Exercise description.
Output a single figure: the number of lines in which the word "grid" appears.

--- START Material provided ---

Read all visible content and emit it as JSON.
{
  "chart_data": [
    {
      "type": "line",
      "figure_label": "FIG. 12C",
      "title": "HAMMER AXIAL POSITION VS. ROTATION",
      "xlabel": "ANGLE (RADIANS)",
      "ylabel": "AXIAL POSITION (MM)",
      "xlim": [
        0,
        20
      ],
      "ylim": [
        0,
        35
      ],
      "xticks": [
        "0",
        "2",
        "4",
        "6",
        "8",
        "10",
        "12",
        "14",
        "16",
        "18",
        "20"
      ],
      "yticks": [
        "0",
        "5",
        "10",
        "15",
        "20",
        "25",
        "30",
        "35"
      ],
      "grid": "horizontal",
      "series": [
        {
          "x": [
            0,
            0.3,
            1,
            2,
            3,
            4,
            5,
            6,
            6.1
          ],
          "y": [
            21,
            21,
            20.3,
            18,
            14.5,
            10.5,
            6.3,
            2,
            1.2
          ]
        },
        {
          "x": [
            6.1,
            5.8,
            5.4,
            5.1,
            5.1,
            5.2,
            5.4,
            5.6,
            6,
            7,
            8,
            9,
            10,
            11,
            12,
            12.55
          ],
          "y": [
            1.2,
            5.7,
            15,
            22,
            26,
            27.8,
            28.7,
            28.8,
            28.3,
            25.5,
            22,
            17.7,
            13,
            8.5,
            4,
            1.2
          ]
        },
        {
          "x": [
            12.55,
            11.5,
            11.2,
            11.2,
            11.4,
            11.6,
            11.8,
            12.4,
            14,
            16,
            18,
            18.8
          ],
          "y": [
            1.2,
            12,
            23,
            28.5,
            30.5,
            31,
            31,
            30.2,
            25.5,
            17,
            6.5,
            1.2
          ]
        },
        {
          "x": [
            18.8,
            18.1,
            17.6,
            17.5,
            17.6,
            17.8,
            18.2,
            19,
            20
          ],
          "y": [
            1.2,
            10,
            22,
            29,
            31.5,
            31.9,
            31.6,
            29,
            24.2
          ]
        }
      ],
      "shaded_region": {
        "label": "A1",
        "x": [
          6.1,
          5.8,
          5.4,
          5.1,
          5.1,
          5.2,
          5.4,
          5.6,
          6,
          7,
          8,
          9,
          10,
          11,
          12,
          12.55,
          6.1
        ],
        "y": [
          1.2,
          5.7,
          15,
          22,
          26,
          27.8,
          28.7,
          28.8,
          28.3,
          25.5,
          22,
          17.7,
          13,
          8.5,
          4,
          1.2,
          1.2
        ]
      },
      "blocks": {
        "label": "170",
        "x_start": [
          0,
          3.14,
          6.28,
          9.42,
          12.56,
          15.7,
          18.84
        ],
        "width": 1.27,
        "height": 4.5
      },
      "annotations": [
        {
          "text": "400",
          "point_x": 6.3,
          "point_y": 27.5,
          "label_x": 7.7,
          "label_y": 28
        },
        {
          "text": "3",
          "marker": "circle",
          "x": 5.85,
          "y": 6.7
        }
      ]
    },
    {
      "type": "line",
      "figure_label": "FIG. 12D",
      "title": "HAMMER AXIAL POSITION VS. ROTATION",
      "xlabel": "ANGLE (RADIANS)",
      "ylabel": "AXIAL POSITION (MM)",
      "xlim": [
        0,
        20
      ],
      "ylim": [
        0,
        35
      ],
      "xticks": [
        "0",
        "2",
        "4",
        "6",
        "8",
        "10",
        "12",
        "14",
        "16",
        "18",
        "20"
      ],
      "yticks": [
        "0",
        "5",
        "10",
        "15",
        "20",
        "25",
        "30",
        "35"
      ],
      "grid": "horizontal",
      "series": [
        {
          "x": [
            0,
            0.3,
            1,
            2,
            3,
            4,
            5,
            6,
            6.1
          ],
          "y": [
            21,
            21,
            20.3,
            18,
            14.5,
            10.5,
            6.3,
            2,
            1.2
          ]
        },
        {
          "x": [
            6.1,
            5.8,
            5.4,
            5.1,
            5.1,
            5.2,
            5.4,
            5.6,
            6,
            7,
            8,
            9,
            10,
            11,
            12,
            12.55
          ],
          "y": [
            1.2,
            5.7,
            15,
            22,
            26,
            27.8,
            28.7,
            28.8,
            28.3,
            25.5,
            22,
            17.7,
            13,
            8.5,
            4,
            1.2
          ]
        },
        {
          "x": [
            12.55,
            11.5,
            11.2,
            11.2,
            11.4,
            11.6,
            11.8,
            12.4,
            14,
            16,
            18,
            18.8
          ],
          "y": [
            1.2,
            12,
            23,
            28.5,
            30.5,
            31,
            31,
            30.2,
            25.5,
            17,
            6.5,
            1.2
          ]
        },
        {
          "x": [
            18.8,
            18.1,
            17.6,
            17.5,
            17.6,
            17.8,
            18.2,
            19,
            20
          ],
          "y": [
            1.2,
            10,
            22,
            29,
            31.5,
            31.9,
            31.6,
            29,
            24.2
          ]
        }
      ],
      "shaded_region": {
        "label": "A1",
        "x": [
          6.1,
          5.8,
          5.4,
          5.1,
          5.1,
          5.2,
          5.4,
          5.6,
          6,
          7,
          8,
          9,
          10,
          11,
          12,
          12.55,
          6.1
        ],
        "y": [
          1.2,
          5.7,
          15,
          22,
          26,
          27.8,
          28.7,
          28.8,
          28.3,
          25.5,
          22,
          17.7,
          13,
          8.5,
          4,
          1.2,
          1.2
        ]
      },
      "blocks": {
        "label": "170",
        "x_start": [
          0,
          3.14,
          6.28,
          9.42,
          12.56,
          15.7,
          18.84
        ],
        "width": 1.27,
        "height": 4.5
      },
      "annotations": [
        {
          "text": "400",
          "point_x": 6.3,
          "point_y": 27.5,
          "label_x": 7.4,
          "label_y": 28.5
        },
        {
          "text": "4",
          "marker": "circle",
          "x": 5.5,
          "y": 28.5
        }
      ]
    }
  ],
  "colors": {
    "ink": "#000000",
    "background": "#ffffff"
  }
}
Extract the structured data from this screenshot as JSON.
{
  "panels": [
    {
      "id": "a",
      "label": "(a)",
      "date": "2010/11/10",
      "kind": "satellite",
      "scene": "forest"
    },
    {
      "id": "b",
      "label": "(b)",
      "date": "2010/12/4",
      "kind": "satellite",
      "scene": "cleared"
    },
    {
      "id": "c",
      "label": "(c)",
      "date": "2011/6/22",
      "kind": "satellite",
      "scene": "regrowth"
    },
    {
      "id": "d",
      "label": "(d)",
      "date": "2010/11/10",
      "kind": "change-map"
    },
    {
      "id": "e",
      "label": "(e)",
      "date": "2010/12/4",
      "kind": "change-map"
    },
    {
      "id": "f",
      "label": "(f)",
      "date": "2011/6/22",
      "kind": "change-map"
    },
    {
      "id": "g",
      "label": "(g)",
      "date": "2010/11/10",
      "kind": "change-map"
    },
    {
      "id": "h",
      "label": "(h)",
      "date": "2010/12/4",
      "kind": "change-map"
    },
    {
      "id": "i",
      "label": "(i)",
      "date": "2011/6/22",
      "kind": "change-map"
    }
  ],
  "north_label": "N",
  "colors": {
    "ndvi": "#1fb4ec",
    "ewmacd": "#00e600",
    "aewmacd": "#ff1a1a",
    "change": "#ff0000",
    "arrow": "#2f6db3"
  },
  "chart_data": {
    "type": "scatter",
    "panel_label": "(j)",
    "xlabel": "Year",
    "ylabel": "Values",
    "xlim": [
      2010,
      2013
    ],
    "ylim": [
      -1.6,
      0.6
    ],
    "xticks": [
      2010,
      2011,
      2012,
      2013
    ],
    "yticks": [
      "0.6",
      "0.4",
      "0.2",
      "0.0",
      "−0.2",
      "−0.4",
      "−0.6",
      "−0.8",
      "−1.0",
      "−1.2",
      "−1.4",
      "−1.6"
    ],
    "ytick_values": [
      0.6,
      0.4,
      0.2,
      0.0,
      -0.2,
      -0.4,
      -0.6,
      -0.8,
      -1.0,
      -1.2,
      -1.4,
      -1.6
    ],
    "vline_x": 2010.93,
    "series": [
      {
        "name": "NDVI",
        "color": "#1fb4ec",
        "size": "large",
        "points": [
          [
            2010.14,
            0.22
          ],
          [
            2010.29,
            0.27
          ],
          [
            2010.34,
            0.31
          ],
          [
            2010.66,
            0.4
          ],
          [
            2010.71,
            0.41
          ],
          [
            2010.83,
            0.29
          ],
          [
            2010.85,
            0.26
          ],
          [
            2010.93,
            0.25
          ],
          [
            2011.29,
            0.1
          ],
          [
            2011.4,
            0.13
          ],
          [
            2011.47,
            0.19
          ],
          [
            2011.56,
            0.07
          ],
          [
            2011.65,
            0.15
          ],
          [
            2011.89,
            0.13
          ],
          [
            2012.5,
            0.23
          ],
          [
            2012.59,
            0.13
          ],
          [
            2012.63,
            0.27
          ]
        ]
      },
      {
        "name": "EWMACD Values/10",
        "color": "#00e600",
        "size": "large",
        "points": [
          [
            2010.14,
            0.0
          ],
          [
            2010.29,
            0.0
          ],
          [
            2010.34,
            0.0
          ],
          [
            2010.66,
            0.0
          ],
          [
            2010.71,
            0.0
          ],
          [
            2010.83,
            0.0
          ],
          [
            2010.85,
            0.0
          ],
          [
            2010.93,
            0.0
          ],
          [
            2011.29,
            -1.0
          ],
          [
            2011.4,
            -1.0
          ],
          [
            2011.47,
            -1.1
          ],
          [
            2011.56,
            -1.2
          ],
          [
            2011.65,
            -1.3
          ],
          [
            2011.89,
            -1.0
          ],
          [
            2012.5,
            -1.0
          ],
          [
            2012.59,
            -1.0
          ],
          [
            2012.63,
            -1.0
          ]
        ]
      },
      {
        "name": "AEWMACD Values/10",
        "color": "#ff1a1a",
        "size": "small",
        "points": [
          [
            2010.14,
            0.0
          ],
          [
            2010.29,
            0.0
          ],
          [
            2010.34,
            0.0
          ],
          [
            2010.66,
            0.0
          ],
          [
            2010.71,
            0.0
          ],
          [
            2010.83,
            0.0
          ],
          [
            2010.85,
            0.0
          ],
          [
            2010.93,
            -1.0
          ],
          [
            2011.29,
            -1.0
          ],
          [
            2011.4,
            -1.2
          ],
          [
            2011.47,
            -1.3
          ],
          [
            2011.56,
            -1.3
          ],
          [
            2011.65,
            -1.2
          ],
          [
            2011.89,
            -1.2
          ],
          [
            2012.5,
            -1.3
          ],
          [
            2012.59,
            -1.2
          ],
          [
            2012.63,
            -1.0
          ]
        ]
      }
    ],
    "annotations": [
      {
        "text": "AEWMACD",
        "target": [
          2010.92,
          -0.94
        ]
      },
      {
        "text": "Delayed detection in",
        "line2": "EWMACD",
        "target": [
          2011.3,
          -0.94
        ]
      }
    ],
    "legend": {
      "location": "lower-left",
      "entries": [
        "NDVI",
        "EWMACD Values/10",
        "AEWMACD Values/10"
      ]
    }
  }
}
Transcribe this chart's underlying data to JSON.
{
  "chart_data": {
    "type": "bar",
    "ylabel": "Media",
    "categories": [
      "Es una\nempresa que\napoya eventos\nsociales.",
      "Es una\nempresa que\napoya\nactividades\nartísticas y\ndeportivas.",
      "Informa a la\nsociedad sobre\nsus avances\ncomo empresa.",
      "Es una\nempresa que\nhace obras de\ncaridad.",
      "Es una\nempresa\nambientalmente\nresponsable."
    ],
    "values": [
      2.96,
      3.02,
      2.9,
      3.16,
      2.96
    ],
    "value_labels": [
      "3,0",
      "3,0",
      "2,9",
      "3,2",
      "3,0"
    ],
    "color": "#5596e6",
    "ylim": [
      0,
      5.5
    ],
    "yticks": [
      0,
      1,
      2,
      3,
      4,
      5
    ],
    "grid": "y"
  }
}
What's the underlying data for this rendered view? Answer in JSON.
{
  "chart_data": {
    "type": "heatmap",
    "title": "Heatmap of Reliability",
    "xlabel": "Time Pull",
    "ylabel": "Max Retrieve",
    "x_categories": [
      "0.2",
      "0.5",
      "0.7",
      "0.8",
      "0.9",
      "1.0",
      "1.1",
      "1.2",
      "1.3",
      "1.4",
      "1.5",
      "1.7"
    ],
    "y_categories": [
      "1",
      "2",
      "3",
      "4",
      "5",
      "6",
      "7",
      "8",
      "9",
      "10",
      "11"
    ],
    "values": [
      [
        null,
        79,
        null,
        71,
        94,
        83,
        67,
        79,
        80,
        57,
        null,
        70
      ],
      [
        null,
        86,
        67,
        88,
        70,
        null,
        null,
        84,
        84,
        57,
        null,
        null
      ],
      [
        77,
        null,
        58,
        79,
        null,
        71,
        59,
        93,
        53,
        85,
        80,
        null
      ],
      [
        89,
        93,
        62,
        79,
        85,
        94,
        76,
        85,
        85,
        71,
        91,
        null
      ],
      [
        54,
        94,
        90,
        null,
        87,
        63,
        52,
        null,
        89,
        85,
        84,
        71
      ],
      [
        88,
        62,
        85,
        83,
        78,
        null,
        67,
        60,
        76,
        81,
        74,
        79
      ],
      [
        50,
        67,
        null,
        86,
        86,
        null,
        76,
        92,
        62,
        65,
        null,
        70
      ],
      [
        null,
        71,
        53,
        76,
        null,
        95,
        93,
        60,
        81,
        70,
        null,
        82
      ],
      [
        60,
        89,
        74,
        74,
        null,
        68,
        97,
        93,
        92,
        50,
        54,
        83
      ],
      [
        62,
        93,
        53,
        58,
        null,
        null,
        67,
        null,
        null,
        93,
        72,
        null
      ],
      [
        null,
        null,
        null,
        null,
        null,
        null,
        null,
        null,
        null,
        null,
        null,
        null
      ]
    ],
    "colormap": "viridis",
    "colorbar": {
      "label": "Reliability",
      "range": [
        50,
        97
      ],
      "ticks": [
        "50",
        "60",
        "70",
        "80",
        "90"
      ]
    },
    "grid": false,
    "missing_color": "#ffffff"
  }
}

--- END Material provided ---

Answer to the exercise.
4